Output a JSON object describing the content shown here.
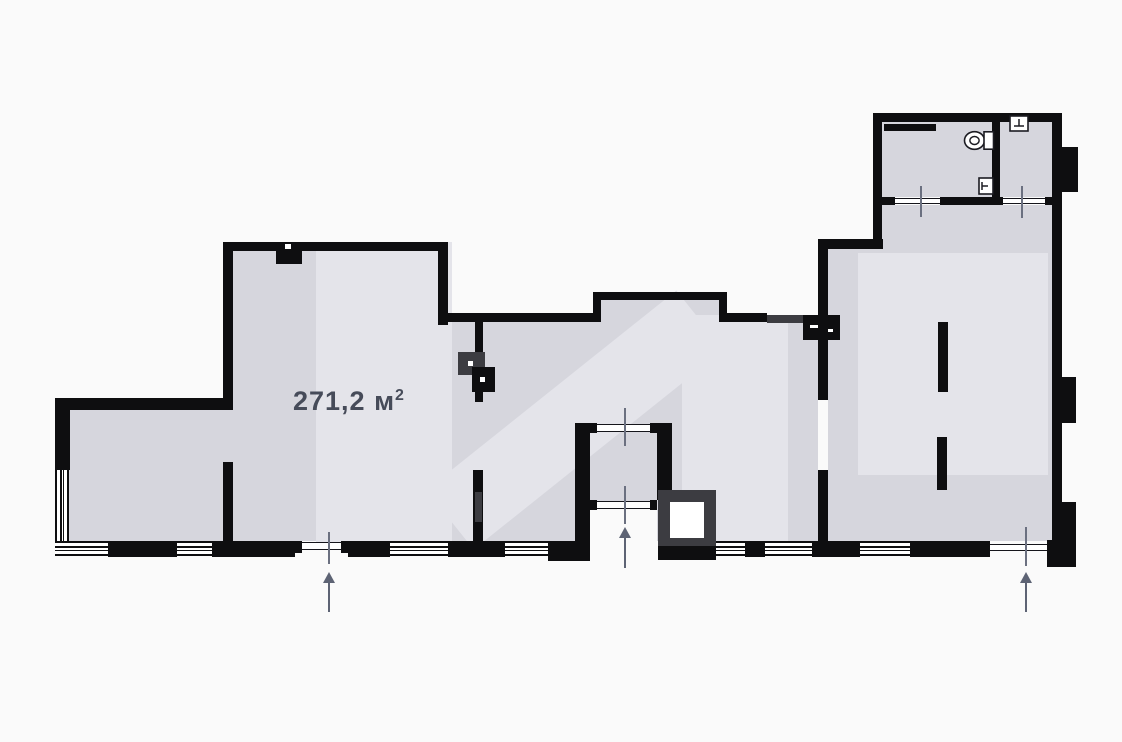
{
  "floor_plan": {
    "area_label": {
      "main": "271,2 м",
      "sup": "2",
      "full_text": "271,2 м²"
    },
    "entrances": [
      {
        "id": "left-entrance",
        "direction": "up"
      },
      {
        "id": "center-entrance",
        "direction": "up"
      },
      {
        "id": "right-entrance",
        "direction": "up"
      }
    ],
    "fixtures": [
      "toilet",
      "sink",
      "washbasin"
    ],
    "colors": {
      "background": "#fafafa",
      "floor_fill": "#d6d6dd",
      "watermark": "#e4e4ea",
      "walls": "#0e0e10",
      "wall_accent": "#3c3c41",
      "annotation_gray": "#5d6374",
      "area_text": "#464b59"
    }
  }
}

☆ ☆ ☆ ☆ ☆ ☆ ☆

Without the pictures, write out all of the material exactly.

> ANSWER TO THIS EXERCISE
Output a JSON object describing the content shown here.
{
  "floor_plan": {
    "area_label": {
      "main": "271,2 м",
      "sup": "2",
      "full_text": "271,2 м²"
    },
    "entrances": [
      {
        "id": "left-entrance",
        "direction": "up"
      },
      {
        "id": "center-entrance",
        "direction": "up"
      },
      {
        "id": "right-entrance",
        "direction": "up"
      }
    ],
    "fixtures": [
      "toilet",
      "sink",
      "washbasin"
    ],
    "colors": {
      "background": "#fafafa",
      "floor_fill": "#d6d6dd",
      "watermark": "#e4e4ea",
      "walls": "#0e0e10",
      "wall_accent": "#3c3c41",
      "annotation_gray": "#5d6374",
      "area_text": "#464b59"
    }
  }
}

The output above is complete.